START Given information
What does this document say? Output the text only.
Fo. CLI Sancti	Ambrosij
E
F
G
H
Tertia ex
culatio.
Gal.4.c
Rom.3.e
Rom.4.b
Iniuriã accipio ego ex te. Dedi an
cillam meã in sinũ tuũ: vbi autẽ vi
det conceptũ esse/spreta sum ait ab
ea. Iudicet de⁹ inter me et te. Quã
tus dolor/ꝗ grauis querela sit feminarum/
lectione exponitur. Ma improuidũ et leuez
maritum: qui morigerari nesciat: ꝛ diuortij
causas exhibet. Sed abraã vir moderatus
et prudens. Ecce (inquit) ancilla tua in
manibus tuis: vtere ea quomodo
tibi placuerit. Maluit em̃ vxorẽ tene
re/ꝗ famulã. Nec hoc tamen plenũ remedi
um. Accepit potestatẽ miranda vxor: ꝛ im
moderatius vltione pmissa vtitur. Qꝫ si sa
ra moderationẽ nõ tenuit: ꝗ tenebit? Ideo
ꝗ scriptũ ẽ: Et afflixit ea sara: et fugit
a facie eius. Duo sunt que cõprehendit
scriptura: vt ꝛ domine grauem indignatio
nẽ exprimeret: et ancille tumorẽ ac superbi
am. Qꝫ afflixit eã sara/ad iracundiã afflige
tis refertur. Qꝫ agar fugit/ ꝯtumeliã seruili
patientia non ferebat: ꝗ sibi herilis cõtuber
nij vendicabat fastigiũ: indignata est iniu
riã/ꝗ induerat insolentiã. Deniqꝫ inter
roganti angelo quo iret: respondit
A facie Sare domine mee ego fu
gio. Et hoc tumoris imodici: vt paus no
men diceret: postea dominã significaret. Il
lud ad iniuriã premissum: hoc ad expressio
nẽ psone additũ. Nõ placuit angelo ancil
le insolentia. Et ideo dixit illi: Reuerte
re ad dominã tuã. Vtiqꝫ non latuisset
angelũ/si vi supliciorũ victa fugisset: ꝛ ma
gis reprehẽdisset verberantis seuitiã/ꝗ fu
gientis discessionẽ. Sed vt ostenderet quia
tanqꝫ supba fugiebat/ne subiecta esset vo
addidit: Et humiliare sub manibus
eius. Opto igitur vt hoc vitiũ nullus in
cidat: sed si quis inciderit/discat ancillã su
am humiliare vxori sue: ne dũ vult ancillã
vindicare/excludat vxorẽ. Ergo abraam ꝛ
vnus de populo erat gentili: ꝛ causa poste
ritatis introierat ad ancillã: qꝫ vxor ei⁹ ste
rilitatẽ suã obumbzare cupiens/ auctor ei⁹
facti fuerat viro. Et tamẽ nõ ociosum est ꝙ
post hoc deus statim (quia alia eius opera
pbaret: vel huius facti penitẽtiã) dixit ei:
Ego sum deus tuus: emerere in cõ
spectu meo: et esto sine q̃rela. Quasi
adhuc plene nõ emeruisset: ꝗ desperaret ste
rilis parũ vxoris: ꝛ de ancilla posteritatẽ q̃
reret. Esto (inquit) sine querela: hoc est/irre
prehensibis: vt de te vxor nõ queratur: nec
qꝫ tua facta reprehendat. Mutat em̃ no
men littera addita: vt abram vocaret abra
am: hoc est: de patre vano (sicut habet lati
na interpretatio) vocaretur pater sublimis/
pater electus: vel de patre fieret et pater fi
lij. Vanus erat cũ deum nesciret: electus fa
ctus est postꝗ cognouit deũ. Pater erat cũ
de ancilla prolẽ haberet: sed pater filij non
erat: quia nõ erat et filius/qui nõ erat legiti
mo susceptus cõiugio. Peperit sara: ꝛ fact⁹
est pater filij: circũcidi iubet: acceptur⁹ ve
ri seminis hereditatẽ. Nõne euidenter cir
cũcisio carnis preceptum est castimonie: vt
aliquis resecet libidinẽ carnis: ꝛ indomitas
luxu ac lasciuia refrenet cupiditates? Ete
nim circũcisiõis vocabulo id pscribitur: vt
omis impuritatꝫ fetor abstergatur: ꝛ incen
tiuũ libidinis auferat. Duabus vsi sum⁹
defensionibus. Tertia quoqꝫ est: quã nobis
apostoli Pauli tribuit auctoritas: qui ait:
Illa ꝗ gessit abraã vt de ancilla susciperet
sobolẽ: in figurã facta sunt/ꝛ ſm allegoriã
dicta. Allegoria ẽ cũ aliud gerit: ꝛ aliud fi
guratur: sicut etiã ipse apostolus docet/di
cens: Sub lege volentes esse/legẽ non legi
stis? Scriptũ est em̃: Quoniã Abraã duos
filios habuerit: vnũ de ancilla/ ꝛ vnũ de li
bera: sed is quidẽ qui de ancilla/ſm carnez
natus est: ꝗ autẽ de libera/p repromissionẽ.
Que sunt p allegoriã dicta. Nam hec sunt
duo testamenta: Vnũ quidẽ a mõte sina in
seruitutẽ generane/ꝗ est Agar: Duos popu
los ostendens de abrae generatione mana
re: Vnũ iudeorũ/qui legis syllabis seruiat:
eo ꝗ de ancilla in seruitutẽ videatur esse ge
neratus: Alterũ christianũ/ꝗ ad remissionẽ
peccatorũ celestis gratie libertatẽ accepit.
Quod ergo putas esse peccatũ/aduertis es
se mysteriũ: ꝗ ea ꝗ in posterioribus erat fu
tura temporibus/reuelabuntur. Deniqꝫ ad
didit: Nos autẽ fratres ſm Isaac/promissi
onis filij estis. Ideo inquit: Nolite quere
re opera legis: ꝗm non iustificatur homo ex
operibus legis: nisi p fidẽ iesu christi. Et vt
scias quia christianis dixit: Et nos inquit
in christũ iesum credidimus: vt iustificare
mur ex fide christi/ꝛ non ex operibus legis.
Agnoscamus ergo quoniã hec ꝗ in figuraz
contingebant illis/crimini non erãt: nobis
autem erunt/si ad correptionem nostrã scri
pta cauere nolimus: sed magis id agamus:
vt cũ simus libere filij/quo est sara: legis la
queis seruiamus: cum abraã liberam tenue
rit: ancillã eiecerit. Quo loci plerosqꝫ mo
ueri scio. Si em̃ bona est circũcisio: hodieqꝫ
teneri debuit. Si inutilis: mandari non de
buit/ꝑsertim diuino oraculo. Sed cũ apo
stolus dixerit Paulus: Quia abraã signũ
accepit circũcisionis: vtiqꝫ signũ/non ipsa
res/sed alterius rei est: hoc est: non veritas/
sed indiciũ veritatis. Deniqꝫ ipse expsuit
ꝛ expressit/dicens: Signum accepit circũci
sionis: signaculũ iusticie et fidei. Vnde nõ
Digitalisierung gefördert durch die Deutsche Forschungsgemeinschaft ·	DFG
END Given information
(What you will do) Return every line of the data above in which "legis" appears.

(Response)
re: Vnũ iudeorũ/qui legis syllabis seruiat:
re opera legis: ꝗm non iustificatur homo ex
operibus legis: nisi p fidẽ iesu christi. Et vt
mur ex fide christi/ꝛ non ex operibus legis.
vt cũ simus libere filij/quo est sara: legis la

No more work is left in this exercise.